### TASK PROMPT:
Repeat everything in the listing from the line that contains "end-label-cash: 1.46 xyxy=(825,311,852,327)" down to the line that contains "footnote-line-4: indicators of", both of those lines included, and nothing else.

-- Start --

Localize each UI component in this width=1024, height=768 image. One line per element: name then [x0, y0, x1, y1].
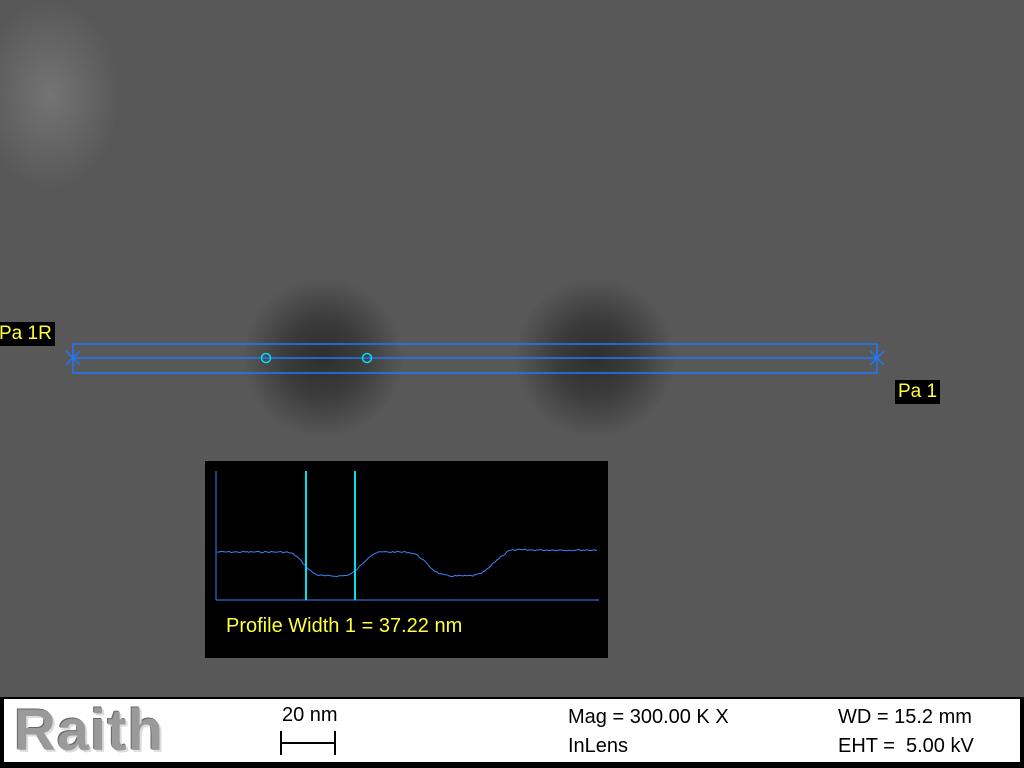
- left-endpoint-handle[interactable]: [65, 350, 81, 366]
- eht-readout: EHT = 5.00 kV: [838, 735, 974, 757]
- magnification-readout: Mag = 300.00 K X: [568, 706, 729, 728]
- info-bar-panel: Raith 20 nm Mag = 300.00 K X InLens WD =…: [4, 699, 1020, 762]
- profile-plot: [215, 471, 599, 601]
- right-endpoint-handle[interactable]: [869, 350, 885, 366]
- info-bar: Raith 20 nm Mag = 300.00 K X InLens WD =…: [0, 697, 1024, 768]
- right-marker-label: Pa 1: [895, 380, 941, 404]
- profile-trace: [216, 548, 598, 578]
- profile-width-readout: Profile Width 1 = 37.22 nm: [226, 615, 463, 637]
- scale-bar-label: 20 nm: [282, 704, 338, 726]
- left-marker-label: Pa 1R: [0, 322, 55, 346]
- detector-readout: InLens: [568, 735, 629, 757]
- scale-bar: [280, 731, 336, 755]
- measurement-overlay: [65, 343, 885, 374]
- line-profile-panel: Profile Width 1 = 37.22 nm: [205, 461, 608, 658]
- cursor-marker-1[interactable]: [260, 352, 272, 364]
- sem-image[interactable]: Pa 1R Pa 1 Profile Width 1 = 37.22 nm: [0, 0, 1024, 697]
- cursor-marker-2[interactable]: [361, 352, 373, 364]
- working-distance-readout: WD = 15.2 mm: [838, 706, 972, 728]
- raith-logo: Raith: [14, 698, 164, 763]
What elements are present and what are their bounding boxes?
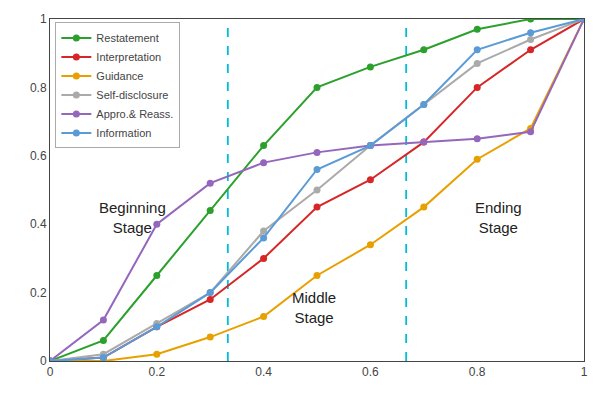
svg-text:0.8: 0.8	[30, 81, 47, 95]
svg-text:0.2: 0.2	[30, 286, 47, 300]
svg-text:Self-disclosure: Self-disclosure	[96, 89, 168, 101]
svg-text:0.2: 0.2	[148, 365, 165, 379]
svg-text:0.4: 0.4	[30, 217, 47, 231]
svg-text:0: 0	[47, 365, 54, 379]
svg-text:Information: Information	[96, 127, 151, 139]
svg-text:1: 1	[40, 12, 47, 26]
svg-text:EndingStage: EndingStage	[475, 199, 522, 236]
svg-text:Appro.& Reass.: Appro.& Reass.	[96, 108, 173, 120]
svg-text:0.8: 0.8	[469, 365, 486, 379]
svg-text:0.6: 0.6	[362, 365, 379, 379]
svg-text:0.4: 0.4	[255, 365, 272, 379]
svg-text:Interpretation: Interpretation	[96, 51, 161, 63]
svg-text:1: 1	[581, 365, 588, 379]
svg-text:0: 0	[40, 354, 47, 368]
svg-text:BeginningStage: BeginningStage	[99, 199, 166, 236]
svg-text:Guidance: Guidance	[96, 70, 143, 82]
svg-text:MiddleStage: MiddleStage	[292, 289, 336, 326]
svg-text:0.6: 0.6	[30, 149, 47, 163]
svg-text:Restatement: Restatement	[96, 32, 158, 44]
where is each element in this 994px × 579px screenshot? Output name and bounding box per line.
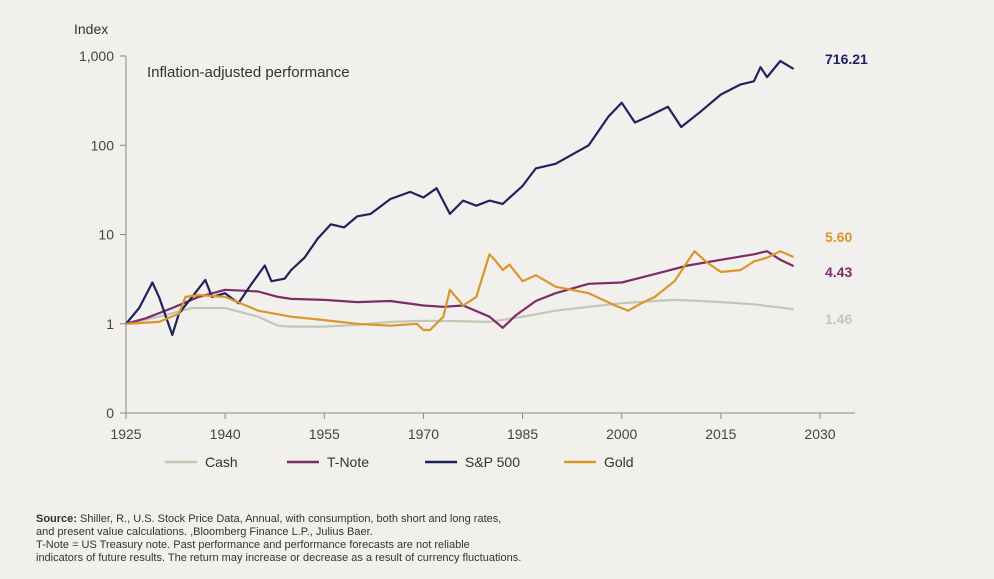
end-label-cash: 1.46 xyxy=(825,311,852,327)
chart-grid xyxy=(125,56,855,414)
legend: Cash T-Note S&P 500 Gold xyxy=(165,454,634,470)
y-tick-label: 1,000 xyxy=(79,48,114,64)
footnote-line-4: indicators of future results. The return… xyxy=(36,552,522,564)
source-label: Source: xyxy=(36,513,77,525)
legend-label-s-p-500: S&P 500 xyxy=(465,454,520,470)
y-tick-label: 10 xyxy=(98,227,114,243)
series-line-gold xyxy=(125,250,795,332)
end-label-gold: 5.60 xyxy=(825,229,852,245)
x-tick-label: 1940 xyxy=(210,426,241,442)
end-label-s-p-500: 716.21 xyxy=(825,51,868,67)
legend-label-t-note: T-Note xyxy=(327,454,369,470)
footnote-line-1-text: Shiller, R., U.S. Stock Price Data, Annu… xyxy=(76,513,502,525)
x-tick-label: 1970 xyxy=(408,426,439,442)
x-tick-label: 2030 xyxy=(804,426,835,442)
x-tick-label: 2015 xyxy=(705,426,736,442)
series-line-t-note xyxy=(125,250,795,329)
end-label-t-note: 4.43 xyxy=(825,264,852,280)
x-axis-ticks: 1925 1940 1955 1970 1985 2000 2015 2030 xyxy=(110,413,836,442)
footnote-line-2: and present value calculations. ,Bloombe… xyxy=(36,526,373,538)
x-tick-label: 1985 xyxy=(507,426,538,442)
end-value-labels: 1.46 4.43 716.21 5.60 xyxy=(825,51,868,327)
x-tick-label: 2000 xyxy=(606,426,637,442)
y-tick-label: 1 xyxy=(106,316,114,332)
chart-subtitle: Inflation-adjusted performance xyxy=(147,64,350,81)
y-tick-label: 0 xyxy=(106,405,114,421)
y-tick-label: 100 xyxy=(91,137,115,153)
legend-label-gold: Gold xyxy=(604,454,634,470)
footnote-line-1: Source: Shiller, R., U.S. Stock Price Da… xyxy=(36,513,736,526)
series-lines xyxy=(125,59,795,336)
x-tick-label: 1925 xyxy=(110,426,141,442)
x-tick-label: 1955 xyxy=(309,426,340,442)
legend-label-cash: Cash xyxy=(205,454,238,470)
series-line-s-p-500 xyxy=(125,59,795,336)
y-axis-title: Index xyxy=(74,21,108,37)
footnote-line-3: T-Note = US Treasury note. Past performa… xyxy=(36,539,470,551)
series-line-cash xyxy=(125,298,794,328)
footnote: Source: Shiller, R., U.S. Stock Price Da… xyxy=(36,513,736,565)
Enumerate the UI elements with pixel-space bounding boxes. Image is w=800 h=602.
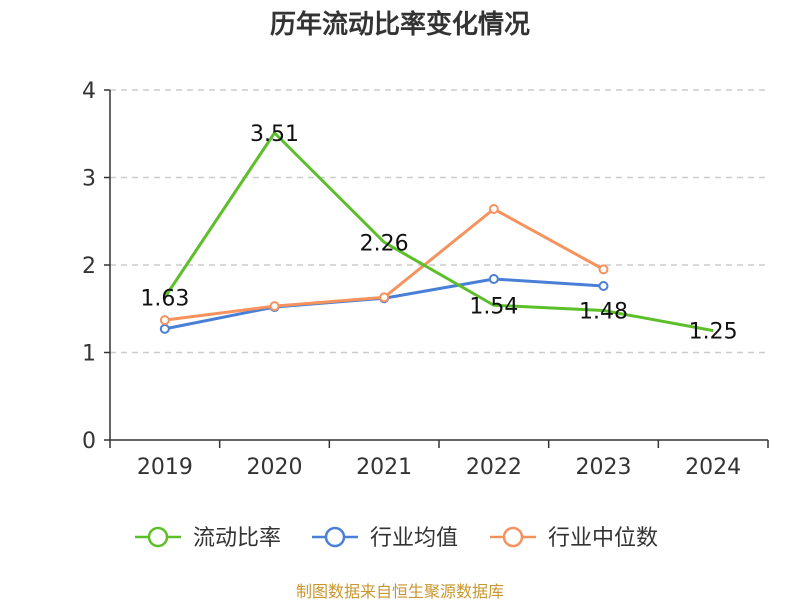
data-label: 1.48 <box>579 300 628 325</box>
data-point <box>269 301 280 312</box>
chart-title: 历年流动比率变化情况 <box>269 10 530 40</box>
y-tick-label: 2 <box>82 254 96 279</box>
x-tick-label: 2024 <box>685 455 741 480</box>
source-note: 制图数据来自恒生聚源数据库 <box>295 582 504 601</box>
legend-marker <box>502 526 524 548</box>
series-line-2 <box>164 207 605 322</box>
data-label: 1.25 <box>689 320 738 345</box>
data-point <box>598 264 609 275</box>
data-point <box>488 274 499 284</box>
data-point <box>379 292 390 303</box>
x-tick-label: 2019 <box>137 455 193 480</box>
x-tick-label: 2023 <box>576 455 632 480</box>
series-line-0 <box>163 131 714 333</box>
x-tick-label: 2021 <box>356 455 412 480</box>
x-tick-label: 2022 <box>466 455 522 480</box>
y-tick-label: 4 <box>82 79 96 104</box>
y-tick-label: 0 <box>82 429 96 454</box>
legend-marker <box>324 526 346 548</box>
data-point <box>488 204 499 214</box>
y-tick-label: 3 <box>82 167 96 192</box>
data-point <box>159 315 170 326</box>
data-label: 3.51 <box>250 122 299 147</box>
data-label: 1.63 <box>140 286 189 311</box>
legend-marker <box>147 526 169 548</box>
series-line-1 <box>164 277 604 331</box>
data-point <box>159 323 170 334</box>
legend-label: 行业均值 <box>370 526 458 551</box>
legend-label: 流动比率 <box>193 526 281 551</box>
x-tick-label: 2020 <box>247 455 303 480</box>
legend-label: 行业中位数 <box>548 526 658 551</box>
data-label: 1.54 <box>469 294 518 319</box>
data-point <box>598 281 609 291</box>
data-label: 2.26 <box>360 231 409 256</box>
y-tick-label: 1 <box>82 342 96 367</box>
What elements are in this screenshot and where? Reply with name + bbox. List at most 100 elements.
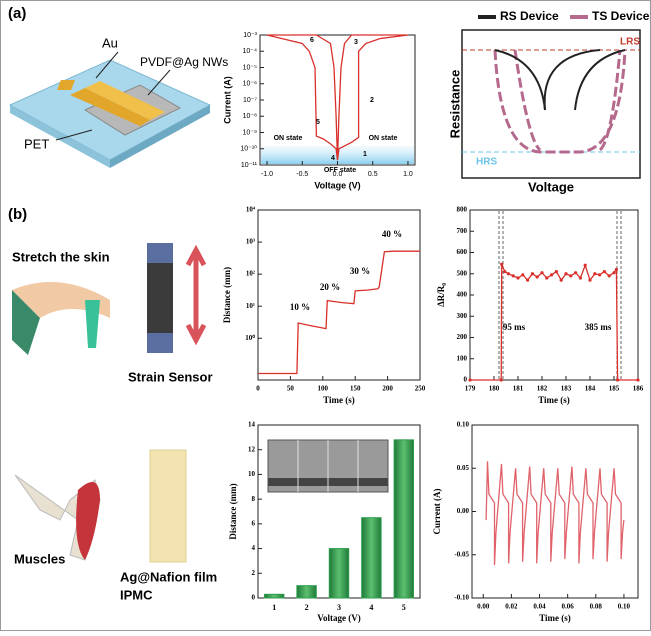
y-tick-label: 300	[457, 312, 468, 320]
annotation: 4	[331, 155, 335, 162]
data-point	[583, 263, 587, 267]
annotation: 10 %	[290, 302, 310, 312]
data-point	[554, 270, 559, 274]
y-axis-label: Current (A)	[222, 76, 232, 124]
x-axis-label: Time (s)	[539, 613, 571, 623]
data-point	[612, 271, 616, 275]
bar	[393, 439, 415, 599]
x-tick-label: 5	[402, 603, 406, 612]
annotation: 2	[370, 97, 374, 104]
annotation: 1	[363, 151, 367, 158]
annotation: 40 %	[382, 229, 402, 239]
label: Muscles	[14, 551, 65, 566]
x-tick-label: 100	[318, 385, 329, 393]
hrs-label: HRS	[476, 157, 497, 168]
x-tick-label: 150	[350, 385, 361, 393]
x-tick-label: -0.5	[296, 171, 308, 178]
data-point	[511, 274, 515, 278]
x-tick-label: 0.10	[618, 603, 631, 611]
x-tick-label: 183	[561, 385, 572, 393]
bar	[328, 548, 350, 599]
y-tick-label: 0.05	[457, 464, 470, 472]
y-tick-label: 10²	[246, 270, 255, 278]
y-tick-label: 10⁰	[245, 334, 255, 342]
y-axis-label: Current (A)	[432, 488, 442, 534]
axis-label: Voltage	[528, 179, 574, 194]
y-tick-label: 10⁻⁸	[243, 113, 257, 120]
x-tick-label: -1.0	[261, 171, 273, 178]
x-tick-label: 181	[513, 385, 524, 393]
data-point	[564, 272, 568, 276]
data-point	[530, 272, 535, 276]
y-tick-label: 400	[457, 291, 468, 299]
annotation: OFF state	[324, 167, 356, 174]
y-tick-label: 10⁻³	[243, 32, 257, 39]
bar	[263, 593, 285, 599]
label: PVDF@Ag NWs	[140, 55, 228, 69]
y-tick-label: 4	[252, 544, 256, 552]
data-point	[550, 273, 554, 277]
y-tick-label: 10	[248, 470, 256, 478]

-- End --

### SOLUTION BELOW:
end-label-cash: 1.46 xyxy=(825,311,852,327)
chart-grid xyxy=(125,56,855,414)
legend: Cash T-Note S&P 500 Gold xyxy=(165,454,634,470)
y-tick-label: 1,000 xyxy=(79,48,114,64)
footnote-line-4: indicators of future results. The return… xyxy=(36,552,522,564)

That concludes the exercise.